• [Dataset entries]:
- - -
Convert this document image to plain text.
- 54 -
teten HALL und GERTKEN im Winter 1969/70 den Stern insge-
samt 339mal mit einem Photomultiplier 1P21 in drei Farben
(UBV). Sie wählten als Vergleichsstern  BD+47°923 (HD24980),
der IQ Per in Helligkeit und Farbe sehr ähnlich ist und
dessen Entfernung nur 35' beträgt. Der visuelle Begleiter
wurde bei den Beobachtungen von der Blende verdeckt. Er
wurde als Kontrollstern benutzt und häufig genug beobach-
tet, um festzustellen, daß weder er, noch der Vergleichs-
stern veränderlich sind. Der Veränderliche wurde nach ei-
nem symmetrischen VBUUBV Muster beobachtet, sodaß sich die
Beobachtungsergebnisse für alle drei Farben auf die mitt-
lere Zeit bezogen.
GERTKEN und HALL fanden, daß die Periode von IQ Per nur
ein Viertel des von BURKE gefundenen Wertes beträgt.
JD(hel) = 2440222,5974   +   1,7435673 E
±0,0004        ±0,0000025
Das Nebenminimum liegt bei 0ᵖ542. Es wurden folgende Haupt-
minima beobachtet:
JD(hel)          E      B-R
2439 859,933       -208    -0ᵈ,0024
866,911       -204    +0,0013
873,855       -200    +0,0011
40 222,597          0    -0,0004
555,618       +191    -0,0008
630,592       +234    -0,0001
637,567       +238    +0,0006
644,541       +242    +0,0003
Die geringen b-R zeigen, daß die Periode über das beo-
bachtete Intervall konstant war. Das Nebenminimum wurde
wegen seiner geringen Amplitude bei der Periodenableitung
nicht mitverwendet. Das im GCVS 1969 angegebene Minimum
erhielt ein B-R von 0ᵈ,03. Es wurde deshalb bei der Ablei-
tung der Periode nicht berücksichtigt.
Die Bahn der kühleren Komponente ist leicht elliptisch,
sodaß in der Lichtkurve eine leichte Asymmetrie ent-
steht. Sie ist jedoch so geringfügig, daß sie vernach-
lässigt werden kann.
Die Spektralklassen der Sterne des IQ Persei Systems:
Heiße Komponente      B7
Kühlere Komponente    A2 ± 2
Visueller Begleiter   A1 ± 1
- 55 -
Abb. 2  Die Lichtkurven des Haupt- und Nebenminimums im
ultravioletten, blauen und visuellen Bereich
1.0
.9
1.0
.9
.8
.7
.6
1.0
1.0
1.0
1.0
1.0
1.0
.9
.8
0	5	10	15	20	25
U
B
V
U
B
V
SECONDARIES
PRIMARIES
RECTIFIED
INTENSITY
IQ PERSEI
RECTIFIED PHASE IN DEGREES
- - -
• [DIRECTION]: Copy out the data shown above without altering anything.

• [ANSWER TO THIS TASK]:
Convert this document image to plain text.
- 54 -
teten HALL und GERTKEN im Winter 1969/70 den Stern insge-
samt 339mal mit einem Photomultiplier 1P21 in drei Farben
(UBV). Sie wählten als Vergleichsstern  BD+47°923 (HD24980),
der IQ Per in Helligkeit und Farbe sehr ähnlich ist und
dessen Entfernung nur 35' beträgt. Der visuelle Begleiter
wurde bei den Beobachtungen von der Blende verdeckt. Er
wurde als Kontrollstern benutzt und häufig genug beobach-
tet, um festzustellen, daß weder er, noch der Vergleichs-
stern veränderlich sind. Der Veränderliche wurde nach ei-
nem symmetrischen VBUUBV Muster beobachtet, sodaß sich die
Beobachtungsergebnisse für alle drei Farben auf die mitt-
lere Zeit bezogen.
GERTKEN und HALL fanden, daß die Periode von IQ Per nur
ein Viertel des von BURKE gefundenen Wertes beträgt.
JD(hel) = 2440222,5974   +   1,7435673 E
±0,0004        ±0,0000025
Das Nebenminimum liegt bei 0ᵖ542. Es wurden folgende Haupt-
minima beobachtet:
JD(hel)          E      B-R
2439 859,933       -208    -0ᵈ,0024
866,911       -204    +0,0013
873,855       -200    +0,0011
40 222,597          0    -0,0004
555,618       +191    -0,0008
630,592       +234    -0,0001
637,567       +238    +0,0006
644,541       +242    +0,0003
Die geringen b-R zeigen, daß die Periode über das beo-
bachtete Intervall konstant war. Das Nebenminimum wurde
wegen seiner geringen Amplitude bei der Periodenableitung
nicht mitverwendet. Das im GCVS 1969 angegebene Minimum
erhielt ein B-R von 0ᵈ,03. Es wurde deshalb bei der Ablei-
tung der Periode nicht berücksichtigt.
Die Bahn der kühleren Komponente ist leicht elliptisch,
sodaß in der Lichtkurve eine leichte Asymmetrie ent-
steht. Sie ist jedoch so geringfügig, daß sie vernach-
lässigt werden kann.
Die Spektralklassen der Sterne des IQ Persei Systems:
Heiße Komponente      B7
Kühlere Komponente    A2 ± 2
Visueller Begleiter   A1 ± 1
- 55 -
Abb. 2  Die Lichtkurven des Haupt- und Nebenminimums im
ultravioletten, blauen und visuellen Bereich
1.0
.9
1.0
.9
.8
.7
.6
1.0
1.0
1.0
1.0
1.0
1.0
.9
.8
0	5	10	15	20	25
U
B
V
U
B
V
SECONDARIES
PRIMARIES
RECTIFIED
INTENSITY
IQ PERSEI
RECTIFIED PHASE IN DEGREES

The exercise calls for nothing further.